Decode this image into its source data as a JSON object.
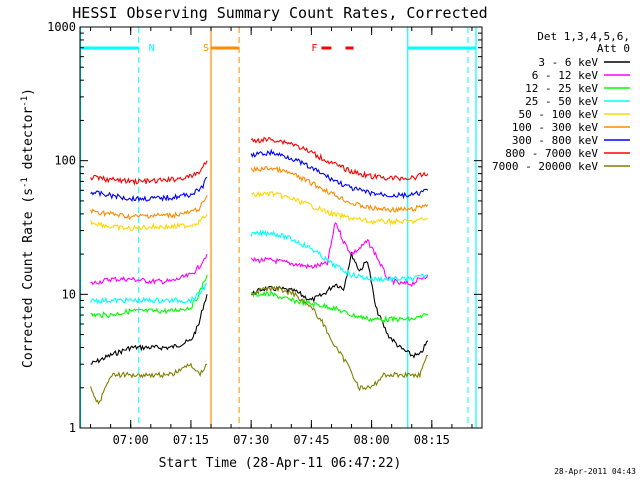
{
  "chart_data": {
    "type": "line",
    "title": "HESSI Observing Summary Count Rates, Corrected",
    "xlabel": "Start Time (28-Apr-11 06:47:22)",
    "ylabel_main": "Corrected Count Rate (s",
    "ylabel_sup1": "-1",
    "ylabel_mid": " detector",
    "ylabel_sup2": "-1",
    "ylabel_end": ")",
    "xlim": [
      "06:47:22",
      "08:27:30"
    ],
    "ylim": [
      1,
      1000
    ],
    "yscale": "log",
    "xticks": [
      "07:00",
      "07:15",
      "07:30",
      "07:45",
      "08:00",
      "08:15"
    ],
    "yticks": [
      1,
      10,
      100,
      1000
    ],
    "ytick_labels": [
      "1",
      "10",
      "100",
      "1000"
    ],
    "legend_header": [
      "Det 1,3,4,5,6,",
      "Att 0"
    ],
    "legend_placement": "right",
    "footer_timestamp": "28-Apr-2011 04:43",
    "data_gap": [
      "07:26:30",
      "07:29:30"
    ],
    "series": [
      {
        "name": "3 - 6 keV",
        "color": "#000000",
        "segments": [
          {
            "x": [
              "06:50",
              "06:55",
              "07:00",
              "07:05",
              "07:10",
              "07:15",
              "07:17",
              "07:18",
              "07:19"
            ],
            "y": [
              3.0,
              3.5,
              4.0,
              4.0,
              4.0,
              4.5,
              6.0,
              8.0,
              10.0
            ]
          },
          {
            "x": [
              "07:30",
              "07:33",
              "07:37",
              "07:41",
              "07:45",
              "07:48",
              "07:51",
              "07:53",
              "07:55",
              "07:57",
              "07:59",
              "08:01",
              "08:04",
              "08:07",
              "08:10",
              "08:12",
              "08:14"
            ],
            "y": [
              10.0,
              11.0,
              11.0,
              10.5,
              9.0,
              10.0,
              12.0,
              11.0,
              20.0,
              15.0,
              18.0,
              8.0,
              5.0,
              4.0,
              3.5,
              3.5,
              4.5
            ]
          }
        ]
      },
      {
        "name": "6 - 12 keV",
        "color": "#ff00ff",
        "segments": [
          {
            "x": [
              "06:50",
              "06:55",
              "07:00",
              "07:05",
              "07:10",
              "07:15",
              "07:17",
              "07:18",
              "07:19"
            ],
            "y": [
              12.0,
              13.0,
              13.0,
              12.5,
              12.5,
              14.0,
              16.0,
              18.0,
              20.0
            ]
          },
          {
            "x": [
              "07:30",
              "07:35",
              "07:40",
              "07:45",
              "07:49",
              "07:51",
              "07:53",
              "07:55",
              "07:57",
              "07:59",
              "08:01",
              "08:04",
              "08:07",
              "08:10",
              "08:12",
              "08:14"
            ],
            "y": [
              18.0,
              18.0,
              17.0,
              16.0,
              17.0,
              35.0,
              25.0,
              20.0,
              22.0,
              25.0,
              20.0,
              13.0,
              12.0,
              12.0,
              13.0,
              14.0
            ]
          }
        ]
      },
      {
        "name": "12 - 25 keV",
        "color": "#00ff00",
        "segments": [
          {
            "x": [
              "06:50",
              "06:55",
              "07:00",
              "07:05",
              "07:10",
              "07:15",
              "07:17",
              "07:18",
              "07:19"
            ],
            "y": [
              7.0,
              7.0,
              7.5,
              7.5,
              7.5,
              8.0,
              10.0,
              12.0,
              14.0
            ]
          },
          {
            "x": [
              "07:30",
              "07:35",
              "07:40",
              "07:45",
              "07:50",
              "07:55",
              "08:00",
              "08:05",
              "08:10",
              "08:14"
            ],
            "y": [
              10.0,
              10.0,
              9.0,
              8.5,
              8.0,
              7.0,
              6.5,
              6.5,
              6.5,
              7.0
            ]
          }
        ]
      },
      {
        "name": "25 - 50 keV",
        "color": "#00ffff",
        "segments": [
          {
            "x": [
              "06:50",
              "06:55",
              "07:00",
              "07:05",
              "07:10",
              "07:15",
              "07:17",
              "07:18",
              "07:19"
            ],
            "y": [
              9.0,
              9.0,
              9.0,
              9.0,
              9.0,
              9.0,
              10.0,
              11.0,
              12.0
            ]
          },
          {
            "x": [
              "07:30",
              "07:35",
              "07:40",
              "07:45",
              "07:50",
              "07:55",
              "08:00",
              "08:05",
              "08:10",
              "08:14"
            ],
            "y": [
              28.0,
              29.0,
              26.0,
              22.0,
              17.0,
              14.0,
              13.0,
              13.0,
              13.0,
              14.0
            ]
          }
        ]
      },
      {
        "name": "50 - 100 keV",
        "color": "#ffd700",
        "segments": [
          {
            "x": [
              "06:50",
              "06:55",
              "07:00",
              "07:05",
              "07:10",
              "07:15",
              "07:17",
              "07:18",
              "07:19"
            ],
            "y": [
              35.0,
              32.0,
              31.0,
              32.0,
              32.0,
              33.0,
              35.0,
              37.0,
              40.0
            ]
          },
          {
            "x": [
              "07:30",
              "07:35",
              "07:40",
              "07:45",
              "07:50",
              "07:55",
              "08:00",
              "08:05",
              "08:10",
              "08:14"
            ],
            "y": [
              55.0,
              57.0,
              52.0,
              46.0,
              40.0,
              37.0,
              35.0,
              35.0,
              35.0,
              37.0
            ]
          }
        ]
      },
      {
        "name": "100 - 300 keV",
        "color": "#ff8c00",
        "segments": [
          {
            "x": [
              "06:50",
              "06:55",
              "07:00",
              "07:05",
              "07:10",
              "07:15",
              "07:17",
              "07:18",
              "07:19"
            ],
            "y": [
              42.0,
              40.0,
              38.0,
              39.0,
              39.0,
              41.0,
              44.0,
              48.0,
              55.0
            ]
          },
          {
            "x": [
              "07:30",
              "07:35",
              "07:40",
              "07:45",
              "07:50",
              "07:55",
              "08:00",
              "08:05",
              "08:10",
              "08:14"
            ],
            "y": [
              85.0,
              88.0,
              80.0,
              68.0,
              57.0,
              48.0,
              44.0,
              43.0,
              43.0,
              47.0
            ]
          }
        ]
      },
      {
        "name": "300 - 800 keV",
        "color": "#0000ff",
        "segments": [
          {
            "x": [
              "06:50",
              "06:55",
              "07:00",
              "07:05",
              "07:10",
              "07:15",
              "07:17",
              "07:18",
              "07:19"
            ],
            "y": [
              58.0,
              55.0,
              52.0,
              52.0,
              53.0,
              56.0,
              60.0,
              65.0,
              75.0
            ]
          },
          {
            "x": [
              "07:30",
              "07:35",
              "07:40",
              "07:45",
              "07:50",
              "07:55",
              "08:00",
              "08:05",
              "08:10",
              "08:14"
            ],
            "y": [
              110.0,
              115.0,
              105.0,
              88.0,
              73.0,
              62.0,
              57.0,
              55.0,
              55.0,
              60.0
            ]
          }
        ]
      },
      {
        "name": "800 - 7000 keV",
        "color": "#ff0000",
        "segments": [
          {
            "x": [
              "06:50",
              "06:55",
              "07:00",
              "07:05",
              "07:10",
              "07:15",
              "07:17",
              "07:18",
              "07:19"
            ],
            "y": [
              75.0,
              72.0,
              70.0,
              70.0,
              72.0,
              76.0,
              82.0,
              90.0,
              100.0
            ]
          },
          {
            "x": [
              "07:30",
              "07:35",
              "07:40",
              "07:45",
              "07:50",
              "07:55",
              "08:00",
              "08:05",
              "08:10",
              "08:14"
            ],
            "y": [
              140.0,
              145.0,
              135.0,
              115.0,
              96.0,
              83.0,
              76.0,
              74.0,
              74.0,
              80.0
            ]
          }
        ]
      },
      {
        "name": "7000 - 20000 keV",
        "color": "#808000",
        "segments": [
          {
            "x": [
              "06:50",
              "06:52",
              "06:55",
              "07:00",
              "07:05",
              "07:10",
              "07:15",
              "07:17",
              "07:19"
            ],
            "y": [
              2.0,
              1.5,
              2.5,
              2.5,
              2.5,
              2.5,
              3.0,
              2.5,
              3.0
            ]
          },
          {
            "x": [
              "07:30",
              "07:33",
              "07:37",
              "07:41",
              "07:45",
              "07:48",
              "07:51",
              "07:54",
              "07:57",
              "08:00",
              "08:03",
              "08:06",
              "08:10",
              "08:12",
              "08:14"
            ],
            "y": [
              10.0,
              11.0,
              11.0,
              10.0,
              8.0,
              6.0,
              4.0,
              3.0,
              2.0,
              2.0,
              2.5,
              2.5,
              2.5,
              2.5,
              3.5
            ]
          }
        ]
      }
    ],
    "flags": [
      {
        "label": "N",
        "color": "#00ffff",
        "dashed": [
          "07:02:00",
          "08:24:00"
        ],
        "solid": [
          "06:47:30",
          "08:09:00",
          "08:26:00"
        ],
        "bars": [
          [
            "06:47:30",
            "07:02:00"
          ],
          [
            "08:09:00",
            "08:26:00"
          ]
        ]
      },
      {
        "label": "S",
        "color": "#ff8c00",
        "dashed": [
          "07:27:00"
        ],
        "solid": [
          "07:20:00"
        ],
        "bars": [
          [
            "07:20:00",
            "07:27:00"
          ]
        ]
      },
      {
        "label": "F",
        "color": "#ff0000",
        "dashed": [],
        "solid": [],
        "bars": [
          [
            "07:47:30",
            "07:50:00"
          ],
          [
            "07:53:30",
            "07:55:30"
          ]
        ]
      }
    ]
  }
}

===============

Task to complete: Pull out every line in the material above where "color" occurs.

Output for this exercise:
        "color": "#000000",
        "color": "#ff00ff",
        "color": "#00ff00",
        "color": "#00ffff",
        "color": "#ffd700",
        "color": "#ff8c00",
        "color": "#0000ff",
        "color": "#ff0000",
        "color": "#808000",
        "color": "#00ffff",
        "color": "#ff8c00",
        "color": "#ff0000",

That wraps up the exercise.